Excerpt to read.
......

There are countless such examples, and if what we just heard from the parliamentary secretary were true, that all of this great work is happening and that it is functioning, then Huseyin Celil, who has been unlawfully detained in the PRC since 2006, would not be there; he would be safely in Canada as a Canadian citizen and would be allowed here with his family members and with his kids. Huseyin Celil has been in prison, like I said, since 2006. He was renditioned as a Canadian citizen out of Uzbekistan to the PRC and was falsely accused of a number of charges.
I believe that the main benefit of Bill C-353, and I want to thank the member for Thornhill for having tabled such legislation, is that it would be a way to dissuade and to deter organizations. The bill would take what is policy, some regulations, some ideas and some behaviour, by what the parliamentary secretary said, and would put it into legislation and would make it functional and usable in law so that family members would know that this would actually happen.
The bill, Bill C-353, is supported by a great number of organizations across the country. There are so many examples that we can point to of Canadians who have been unlawfully detained overseas or who have been imprisoned by terrorist organization, and what they are doing is just not working as well as it should. Therefore, to me, this is an improvement. It would not wipe out what the government has already started doing. In fact, much of that is referred to in the preamble of this private member's bill. It is a recognition that there are activities, and there are things going on, but we could do so much better. We could do more for Canadians, typically of dual citizenship.
I will say that as a Canadian of dual citizenship, I deeply care about this. I happen to be from a country that today is a democratic republic and has all the rights afforded to all types of citizens, but that was not the case pre-1989. I was born in a country that was a communist country at the time, and there were no equal rights for people. There was martial law for six years. There is a reason that my family is here and that we were allowed to leave during that same martial law. In that case, there would have been unlawful detention of dual citizens as well.
I want to focus on a few other Canadians because there is another recent case, as of 2021, of one young lady who disappeared in Tehran. Her name is Behnoush Bahraminia. She is a dual citizen of Canada and had been a Vancouver resident since 2013. She disappeared in Tehran on November 6, 2021. As a dual citizen of Canada and a young lady, her parents are still very worried as to her whereabouts. They have sufficient information, which they have shared in media reports in the past, that they believe she is being unlawfully detained by the Islamic regime in Tehran. We often refer to the IRGC as a terrorist organization. In fact, the House has twice now pronounced itself as labelling the IRGC as a terrorist organization. The government's position is that the Islamic regime is a state sponsor of terror. With the little bit of Farsi that I do know, Sepah-e Pasdaran should be listed as a terrorist organization. I just wanted to speak up on behalf of Behnoush.

......

Recorded data.
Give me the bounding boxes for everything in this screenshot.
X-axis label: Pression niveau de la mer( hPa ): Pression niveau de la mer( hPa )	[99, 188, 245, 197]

......

Tasks for this exercise.
1. Answer these from the speech on Bill C-353, each on its own line:
(a) Since what year has Huseyin Celil been detained in the PRC?
(b) Since what year had Behnoush Bahraminia been a Vancouver resident?
(c) For how many years was there martial law in the speaker's country of birth?
2. Write a continuation of the speech on Bill C-353, picking up after its final sentence.
The lines have nothing to do with the work here.

Responses to the tasks.
1.
(a) 2006
(b) 2013
(c) Six years

2.
I also want to speak up on behalf of Zahra Kazemi. Very famously, she was murdered in Evin prison. She was a Canadian, a Montrealer no less. She was perhaps a professor or taught as an instructor at the same university I used to go to, Concordia University. She was murdered in Evin prison. The police chief at the time of her murder, who gave excuses on national television in Iran, now lives in Canada, unfortunately. I know it is quite a surprise, but he does.
In that particular case, again, it is an example of regimes overseas that feel there is no accountability. They are never held accountable for their actions. That is why a piece of legislation like this is necessary.
The other one I wanted to mention, because the member for Thornhill mentioned it before as well, is the case of Saeed Malekpour, a Canadian permanent resident who, while visiting his ill father, was also arrested, again in Iran, and then was subject to the death penalty. In Farsi they call it hokm-e ‘edam, which is very commonly spoken about, because it is so common in Iran for political opponents of the regime, regardless of whether they are foreign nationals, dual citizens or citizens of the Islamic republic, to be subjected to the death penalty almost on the whims of these courts. These are, of course, not legitimate judges with deep legal educations. These are typically members of the IRGC, or these are kangaroo courts that really do not care about the rules.
If the government labels the Islamic regime, the Islamic government of Tehran, as a terror organization, then rules like this would formalize how we treat them when they unlawfully detain or arrest our citizens. This is how we should treat this regime. This is not a friendly regime to us.
I am focusing most of my commentary on Iran because I have so many people I have come to know all across the country. I want to speak on their behalf, whether they are Baloch, Kurdish from Rojhelat, Persians, Azerbaijanis or the Arabs in the very deep southwest corner in Khuzestan and other provinces, who are continuously persecuted by a regime that took over in 1979. Many governments have come to know them as state sponsors of terror. After all, this is the same regime that arms and trains Hamas. This is the same regime that arms, trains and protects Hezbollah in Syria. This is the same regime that arms, trains and helps the other Hezbollah, in Syria, among other organizations that they support on the ground. This is why so often in the news there are IRGC generals and officers who die in air strikes, whether from drones or from jets, because they are operating freely in Syria, whether in Rojava, nearer to Damascus or nearer to the Turkish-Syrian border.
This is also the same regime that operates freely and has backed the Houthis in the civil war in Yemen. They have backed them perpetually. Now, the Houthis are attacking international shipping. This type of legislation targets regimes like the Islamic regime in Iran.
I will also remind members that this is a regime that, for decades now, has been killing its political opponents, even in Europe. There are people like Qazi Muhammad, who was murdered in Iran, but there are many others whom they target, sometimes using diplomatic immunity for this type of purpose. Sometimes they use rendition as a tool to get back these people; and sometimes, as has happened now, they target Canadian permanent residents and Canadian citizens.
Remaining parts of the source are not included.